EXERCISE —
Transcribe all the entries word for word, omitting any pictures they contain.

RECORDS FOR THE EXERCISE —
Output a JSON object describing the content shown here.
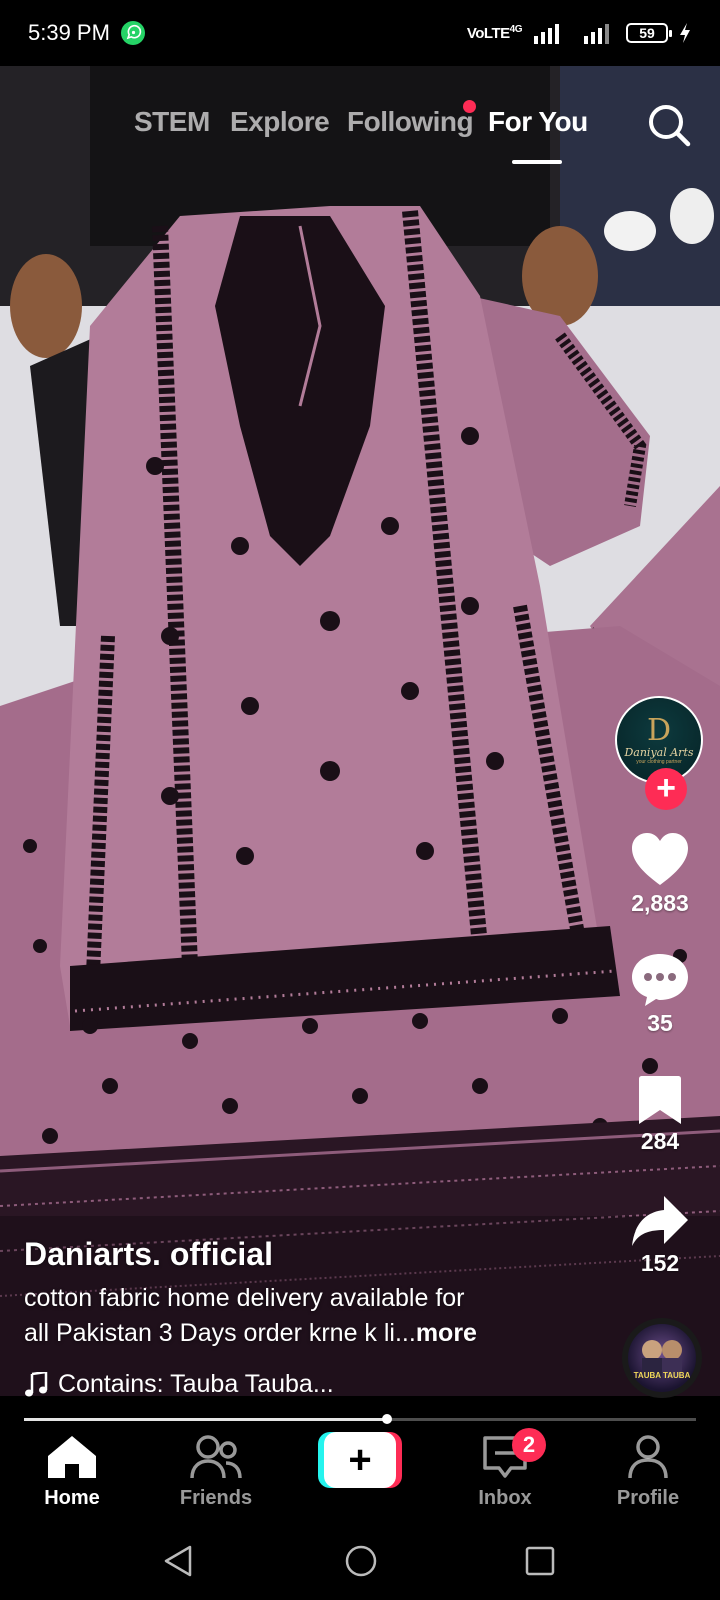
{
  "status_bar": {
    "time": "5:39 PM",
    "network": "VoLTE",
    "network_type": "4G",
    "battery": "59",
    "icons": [
      "whatsapp-icon",
      "signal-icon",
      "battery-icon",
      "charging-icon"
    ]
  },
  "top_tabs": {
    "items": [
      "STEM",
      "Explore",
      "Following",
      "For You"
    ],
    "active": "For You",
    "notification_dot_on": "Following"
  },
  "profile": {
    "avatar_initial": "D",
    "avatar_brand": "Daniyal Arts",
    "avatar_tagline": "your clothing partner"
  },
  "actions": {
    "likes": "2,883",
    "comments": "35",
    "saves": "284",
    "shares": "152"
  },
  "caption": {
    "username": "Daniarts. official",
    "description_line1": "cotton fabric home delivery available for",
    "description_line2": "all Pakistan 3 Days order krne k li...",
    "more": "more",
    "music": "Contains: Tauba Tauba...",
    "disc_text": "TAUBA TAUBA"
  },
  "playback": {
    "progress": 0.54
  },
  "bottom_nav": {
    "home": "Home",
    "friends": "Friends",
    "inbox": "Inbox",
    "profile": "Profile",
    "inbox_badge": "2",
    "active": "Home"
  },
  "colors": {
    "accent": "#fe2c55",
    "accent_cyan": "#25f4ee",
    "fabric": "#b07a98",
    "embroidery": "#1a0f17"
  }
}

THE ANSWER —
Output a JSON object describing the content shown here.
{
  "status_bar": {
    "time": "5:39 PM",
    "network": "VoLTE",
    "network_type": "4G",
    "battery": "59",
    "icons": [
      "whatsapp-icon",
      "signal-icon",
      "battery-icon",
      "charging-icon"
    ]
  },
  "top_tabs": {
    "items": [
      "STEM",
      "Explore",
      "Following",
      "For You"
    ],
    "active": "For You",
    "notification_dot_on": "Following"
  },
  "profile": {
    "avatar_initial": "D",
    "avatar_brand": "Daniyal Arts",
    "avatar_tagline": "your clothing partner"
  },
  "actions": {
    "likes": "2,883",
    "comments": "35",
    "saves": "284",
    "shares": "152"
  },
  "caption": {
    "username": "Daniarts. official",
    "description_line1": "cotton fabric home delivery available for",
    "description_line2": "all Pakistan 3 Days order krne k li...",
    "more": "more",
    "music": "Contains: Tauba Tauba...",
    "disc_text": "TAUBA TAUBA"
  },
  "playback": {
    "progress": 0.54
  },
  "bottom_nav": {
    "home": "Home",
    "friends": "Friends",
    "inbox": "Inbox",
    "profile": "Profile",
    "inbox_badge": "2",
    "active": "Home"
  },
  "colors": {
    "accent": "#fe2c55",
    "accent_cyan": "#25f4ee",
    "fabric": "#b07a98",
    "embroidery": "#1a0f17"
  }
}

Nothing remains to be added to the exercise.